Count every line below that contains "Thinking", then state the total with no other output.

··· SUPPLIED DATA

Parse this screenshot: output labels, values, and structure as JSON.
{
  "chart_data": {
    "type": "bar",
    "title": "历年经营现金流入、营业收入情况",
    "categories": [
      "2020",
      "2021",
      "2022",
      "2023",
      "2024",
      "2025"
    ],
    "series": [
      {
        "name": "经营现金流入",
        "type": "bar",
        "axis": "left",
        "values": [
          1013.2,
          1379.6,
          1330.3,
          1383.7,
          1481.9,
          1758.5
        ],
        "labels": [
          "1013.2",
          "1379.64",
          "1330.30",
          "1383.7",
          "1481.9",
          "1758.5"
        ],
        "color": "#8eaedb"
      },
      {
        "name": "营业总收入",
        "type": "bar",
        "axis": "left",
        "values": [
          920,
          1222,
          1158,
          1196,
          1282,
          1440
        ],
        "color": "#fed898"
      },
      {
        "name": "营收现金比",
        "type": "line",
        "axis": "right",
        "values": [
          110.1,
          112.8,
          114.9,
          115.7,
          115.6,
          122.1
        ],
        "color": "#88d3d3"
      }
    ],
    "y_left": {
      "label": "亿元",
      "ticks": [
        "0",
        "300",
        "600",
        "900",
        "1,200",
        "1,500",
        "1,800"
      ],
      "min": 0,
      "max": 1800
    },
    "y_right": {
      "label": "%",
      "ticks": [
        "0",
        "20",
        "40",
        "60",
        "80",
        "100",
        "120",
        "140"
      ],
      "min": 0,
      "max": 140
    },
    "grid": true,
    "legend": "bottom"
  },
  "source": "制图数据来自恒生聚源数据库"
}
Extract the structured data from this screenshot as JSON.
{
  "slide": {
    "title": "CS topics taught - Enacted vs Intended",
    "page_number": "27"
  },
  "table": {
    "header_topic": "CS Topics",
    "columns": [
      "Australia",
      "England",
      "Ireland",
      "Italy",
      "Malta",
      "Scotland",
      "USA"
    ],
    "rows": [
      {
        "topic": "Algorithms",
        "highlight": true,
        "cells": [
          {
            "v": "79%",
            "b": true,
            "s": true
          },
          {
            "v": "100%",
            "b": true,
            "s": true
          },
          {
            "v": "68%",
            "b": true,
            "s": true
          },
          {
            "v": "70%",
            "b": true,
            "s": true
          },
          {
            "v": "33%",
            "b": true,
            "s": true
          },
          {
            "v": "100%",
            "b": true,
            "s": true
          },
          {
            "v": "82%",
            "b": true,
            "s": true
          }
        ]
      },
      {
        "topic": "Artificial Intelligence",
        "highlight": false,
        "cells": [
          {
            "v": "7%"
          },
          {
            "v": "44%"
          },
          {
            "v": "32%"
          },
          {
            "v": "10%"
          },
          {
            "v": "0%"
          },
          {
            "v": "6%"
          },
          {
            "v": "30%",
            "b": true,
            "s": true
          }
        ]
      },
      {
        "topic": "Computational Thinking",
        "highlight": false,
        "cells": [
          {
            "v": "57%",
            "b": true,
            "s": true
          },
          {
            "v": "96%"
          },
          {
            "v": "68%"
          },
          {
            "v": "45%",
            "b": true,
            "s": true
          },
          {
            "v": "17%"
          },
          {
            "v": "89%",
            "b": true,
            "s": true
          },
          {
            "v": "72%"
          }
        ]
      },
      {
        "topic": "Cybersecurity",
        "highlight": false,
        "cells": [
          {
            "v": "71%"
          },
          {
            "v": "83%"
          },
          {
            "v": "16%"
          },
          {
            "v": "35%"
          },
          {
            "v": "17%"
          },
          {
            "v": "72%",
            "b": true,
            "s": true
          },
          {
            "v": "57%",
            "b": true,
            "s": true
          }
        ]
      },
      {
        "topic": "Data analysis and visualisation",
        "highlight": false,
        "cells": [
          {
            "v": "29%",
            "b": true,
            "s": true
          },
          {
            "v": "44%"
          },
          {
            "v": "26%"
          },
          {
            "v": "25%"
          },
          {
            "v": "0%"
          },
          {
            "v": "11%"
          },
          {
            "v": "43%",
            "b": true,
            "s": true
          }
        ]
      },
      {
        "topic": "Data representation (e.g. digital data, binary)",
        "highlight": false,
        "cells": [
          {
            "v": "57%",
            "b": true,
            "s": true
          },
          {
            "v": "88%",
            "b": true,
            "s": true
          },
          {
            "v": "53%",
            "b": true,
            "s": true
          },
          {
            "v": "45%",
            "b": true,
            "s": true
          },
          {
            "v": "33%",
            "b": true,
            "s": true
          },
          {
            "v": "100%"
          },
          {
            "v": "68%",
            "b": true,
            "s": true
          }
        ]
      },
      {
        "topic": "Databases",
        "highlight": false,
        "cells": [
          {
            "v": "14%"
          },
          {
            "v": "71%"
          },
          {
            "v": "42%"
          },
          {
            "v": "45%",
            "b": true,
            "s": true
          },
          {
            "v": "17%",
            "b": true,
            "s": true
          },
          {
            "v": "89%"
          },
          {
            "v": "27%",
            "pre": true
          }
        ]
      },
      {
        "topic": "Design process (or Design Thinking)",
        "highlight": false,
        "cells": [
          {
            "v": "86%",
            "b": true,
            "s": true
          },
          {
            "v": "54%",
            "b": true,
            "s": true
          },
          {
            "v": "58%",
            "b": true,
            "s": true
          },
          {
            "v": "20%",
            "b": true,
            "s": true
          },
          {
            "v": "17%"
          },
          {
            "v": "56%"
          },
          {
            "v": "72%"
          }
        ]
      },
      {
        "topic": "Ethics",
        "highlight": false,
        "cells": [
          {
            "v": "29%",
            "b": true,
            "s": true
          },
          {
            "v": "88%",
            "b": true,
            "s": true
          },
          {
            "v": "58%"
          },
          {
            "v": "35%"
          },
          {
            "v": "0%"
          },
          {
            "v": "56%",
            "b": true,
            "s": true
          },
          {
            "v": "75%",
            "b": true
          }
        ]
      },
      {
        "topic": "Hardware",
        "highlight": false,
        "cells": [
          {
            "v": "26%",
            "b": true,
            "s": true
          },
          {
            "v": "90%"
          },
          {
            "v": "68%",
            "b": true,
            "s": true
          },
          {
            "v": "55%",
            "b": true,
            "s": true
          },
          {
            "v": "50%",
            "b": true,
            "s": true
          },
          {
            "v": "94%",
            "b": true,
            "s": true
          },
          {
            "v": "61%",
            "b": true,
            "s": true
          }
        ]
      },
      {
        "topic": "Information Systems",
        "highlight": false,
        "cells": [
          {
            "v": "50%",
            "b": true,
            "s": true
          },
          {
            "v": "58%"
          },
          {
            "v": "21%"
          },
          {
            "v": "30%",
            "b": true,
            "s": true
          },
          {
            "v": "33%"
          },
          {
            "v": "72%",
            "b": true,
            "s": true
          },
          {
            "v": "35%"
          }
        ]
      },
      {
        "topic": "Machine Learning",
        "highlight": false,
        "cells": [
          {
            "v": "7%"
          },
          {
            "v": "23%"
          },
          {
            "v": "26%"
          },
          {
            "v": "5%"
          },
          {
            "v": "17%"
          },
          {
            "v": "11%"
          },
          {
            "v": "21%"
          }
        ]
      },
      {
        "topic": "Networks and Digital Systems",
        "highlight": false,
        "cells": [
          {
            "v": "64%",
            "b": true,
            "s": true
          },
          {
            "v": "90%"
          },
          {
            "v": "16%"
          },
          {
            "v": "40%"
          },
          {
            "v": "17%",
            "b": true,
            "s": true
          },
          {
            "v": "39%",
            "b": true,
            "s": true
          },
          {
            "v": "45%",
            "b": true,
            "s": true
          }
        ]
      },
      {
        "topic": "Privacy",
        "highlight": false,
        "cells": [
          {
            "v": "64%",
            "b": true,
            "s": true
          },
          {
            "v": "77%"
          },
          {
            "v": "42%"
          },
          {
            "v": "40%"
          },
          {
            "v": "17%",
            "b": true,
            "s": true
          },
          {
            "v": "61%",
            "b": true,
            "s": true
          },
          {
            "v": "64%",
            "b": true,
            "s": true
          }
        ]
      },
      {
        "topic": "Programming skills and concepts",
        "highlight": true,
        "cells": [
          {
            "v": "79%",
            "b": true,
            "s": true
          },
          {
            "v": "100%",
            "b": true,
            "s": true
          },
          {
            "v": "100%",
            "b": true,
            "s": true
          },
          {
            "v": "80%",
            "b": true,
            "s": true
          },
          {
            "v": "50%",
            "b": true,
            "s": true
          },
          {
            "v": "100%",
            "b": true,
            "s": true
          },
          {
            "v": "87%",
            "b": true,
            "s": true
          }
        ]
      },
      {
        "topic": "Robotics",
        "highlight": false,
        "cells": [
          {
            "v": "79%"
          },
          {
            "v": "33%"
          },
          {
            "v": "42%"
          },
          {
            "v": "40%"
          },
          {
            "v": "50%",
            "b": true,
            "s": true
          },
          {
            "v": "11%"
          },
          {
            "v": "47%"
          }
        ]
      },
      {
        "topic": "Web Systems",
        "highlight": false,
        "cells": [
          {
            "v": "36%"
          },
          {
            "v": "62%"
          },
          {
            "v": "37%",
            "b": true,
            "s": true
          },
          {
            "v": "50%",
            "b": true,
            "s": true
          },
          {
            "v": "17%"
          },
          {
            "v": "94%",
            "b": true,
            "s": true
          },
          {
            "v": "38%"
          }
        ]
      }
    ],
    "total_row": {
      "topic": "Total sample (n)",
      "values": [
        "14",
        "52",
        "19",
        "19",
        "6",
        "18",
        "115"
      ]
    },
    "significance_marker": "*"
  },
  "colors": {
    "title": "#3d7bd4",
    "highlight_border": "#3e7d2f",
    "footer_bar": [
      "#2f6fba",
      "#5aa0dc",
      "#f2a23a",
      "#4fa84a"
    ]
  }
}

······

## CORRECT RESPONSE
2